*PROVIDED INFORMATION:*
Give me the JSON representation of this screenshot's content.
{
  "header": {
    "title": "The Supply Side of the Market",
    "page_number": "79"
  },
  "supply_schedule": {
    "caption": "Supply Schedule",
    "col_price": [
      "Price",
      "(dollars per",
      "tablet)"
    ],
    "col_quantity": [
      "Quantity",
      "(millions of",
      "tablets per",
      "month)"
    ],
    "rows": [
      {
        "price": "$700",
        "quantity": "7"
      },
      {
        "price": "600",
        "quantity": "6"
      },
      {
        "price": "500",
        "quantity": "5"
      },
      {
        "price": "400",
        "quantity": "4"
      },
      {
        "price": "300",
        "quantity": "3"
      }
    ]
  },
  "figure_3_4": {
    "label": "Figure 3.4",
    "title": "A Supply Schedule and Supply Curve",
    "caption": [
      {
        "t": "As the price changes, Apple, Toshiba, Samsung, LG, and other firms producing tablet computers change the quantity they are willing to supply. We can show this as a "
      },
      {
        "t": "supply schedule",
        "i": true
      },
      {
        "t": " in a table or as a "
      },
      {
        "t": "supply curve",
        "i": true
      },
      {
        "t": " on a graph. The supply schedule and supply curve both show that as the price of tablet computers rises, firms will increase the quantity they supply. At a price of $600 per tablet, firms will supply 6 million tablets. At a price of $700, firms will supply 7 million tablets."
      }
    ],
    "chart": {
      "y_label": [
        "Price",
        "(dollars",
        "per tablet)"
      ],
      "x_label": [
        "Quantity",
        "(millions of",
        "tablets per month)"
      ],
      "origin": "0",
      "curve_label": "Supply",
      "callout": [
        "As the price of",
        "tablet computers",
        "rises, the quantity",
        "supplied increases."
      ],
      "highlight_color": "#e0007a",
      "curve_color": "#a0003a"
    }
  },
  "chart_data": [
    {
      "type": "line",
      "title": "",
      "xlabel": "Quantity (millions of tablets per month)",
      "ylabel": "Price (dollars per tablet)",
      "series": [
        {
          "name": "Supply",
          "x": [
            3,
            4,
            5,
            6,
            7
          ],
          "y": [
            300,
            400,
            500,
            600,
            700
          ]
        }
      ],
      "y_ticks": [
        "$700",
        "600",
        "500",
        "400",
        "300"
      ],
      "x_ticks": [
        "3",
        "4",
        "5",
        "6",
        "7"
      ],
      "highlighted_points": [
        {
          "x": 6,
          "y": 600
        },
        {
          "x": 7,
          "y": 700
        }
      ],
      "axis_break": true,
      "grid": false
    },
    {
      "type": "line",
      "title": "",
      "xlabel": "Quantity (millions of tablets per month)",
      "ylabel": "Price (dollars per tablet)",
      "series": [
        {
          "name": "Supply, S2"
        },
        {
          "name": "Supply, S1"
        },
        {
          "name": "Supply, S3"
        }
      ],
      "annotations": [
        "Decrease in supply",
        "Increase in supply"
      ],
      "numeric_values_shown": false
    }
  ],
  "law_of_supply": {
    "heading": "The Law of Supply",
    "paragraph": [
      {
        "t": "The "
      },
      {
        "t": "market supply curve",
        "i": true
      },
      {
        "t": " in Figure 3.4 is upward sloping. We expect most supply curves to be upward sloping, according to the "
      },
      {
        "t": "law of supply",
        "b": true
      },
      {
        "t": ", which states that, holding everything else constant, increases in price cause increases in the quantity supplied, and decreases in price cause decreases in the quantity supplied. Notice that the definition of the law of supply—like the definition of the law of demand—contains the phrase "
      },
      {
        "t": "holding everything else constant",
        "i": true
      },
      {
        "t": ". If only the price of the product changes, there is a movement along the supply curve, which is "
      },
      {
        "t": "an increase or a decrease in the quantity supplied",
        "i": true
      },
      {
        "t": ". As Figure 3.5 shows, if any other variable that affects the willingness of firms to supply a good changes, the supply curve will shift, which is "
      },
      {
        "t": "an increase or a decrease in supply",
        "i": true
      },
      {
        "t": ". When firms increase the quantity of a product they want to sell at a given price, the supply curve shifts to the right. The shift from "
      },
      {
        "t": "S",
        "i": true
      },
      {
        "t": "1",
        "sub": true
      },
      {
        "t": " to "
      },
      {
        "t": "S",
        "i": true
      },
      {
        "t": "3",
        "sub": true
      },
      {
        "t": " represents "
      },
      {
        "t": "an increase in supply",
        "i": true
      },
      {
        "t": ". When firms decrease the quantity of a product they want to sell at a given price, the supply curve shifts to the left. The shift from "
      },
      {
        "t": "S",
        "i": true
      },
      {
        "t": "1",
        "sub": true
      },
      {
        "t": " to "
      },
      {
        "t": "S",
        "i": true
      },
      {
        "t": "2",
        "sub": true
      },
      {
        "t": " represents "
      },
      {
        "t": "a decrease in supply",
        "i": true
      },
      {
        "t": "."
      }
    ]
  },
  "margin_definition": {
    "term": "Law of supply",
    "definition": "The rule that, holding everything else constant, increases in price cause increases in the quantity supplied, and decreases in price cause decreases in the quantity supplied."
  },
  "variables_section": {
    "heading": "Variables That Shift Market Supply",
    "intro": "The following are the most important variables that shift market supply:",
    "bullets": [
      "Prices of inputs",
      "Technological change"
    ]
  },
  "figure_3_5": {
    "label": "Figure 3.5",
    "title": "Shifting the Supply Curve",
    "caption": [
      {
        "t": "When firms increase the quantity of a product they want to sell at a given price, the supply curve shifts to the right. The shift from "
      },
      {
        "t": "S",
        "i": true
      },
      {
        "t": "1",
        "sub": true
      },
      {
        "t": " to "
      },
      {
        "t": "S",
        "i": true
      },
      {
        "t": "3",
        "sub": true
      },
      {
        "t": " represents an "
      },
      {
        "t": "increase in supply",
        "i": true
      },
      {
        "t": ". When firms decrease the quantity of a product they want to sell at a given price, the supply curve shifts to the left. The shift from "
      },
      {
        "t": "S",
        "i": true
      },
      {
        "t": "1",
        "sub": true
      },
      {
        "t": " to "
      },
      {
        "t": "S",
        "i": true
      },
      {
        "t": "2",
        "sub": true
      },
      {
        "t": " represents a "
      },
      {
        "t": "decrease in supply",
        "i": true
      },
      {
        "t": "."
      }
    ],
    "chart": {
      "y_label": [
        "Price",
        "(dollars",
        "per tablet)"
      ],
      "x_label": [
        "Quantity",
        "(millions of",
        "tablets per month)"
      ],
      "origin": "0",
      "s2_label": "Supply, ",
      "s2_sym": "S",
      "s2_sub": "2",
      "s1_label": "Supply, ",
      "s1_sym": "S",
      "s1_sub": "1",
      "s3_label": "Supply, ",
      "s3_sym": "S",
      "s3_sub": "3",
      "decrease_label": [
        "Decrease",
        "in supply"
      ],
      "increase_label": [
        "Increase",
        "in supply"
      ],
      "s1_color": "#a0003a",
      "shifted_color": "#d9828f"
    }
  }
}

*REQUIREMENTS:*
Copy each line above that contains the string "want".

*RESPONSE:*
        "t": ". When firms increase the quantity of a product they want to sell at a given price, the supply curve shifts to the right. The shift from "
        "t": ". When firms decrease the quantity of a product they want to sell at a given price, the supply curve shifts to the left. The shift from "
        "t": "When firms increase the quantity of a product they want to sell at a given price, the supply curve shifts to the right. The shift from "
        "t": ". When firms decrease the quantity of a product they want to sell at a given price, the supply curve shifts to the left. The shift from "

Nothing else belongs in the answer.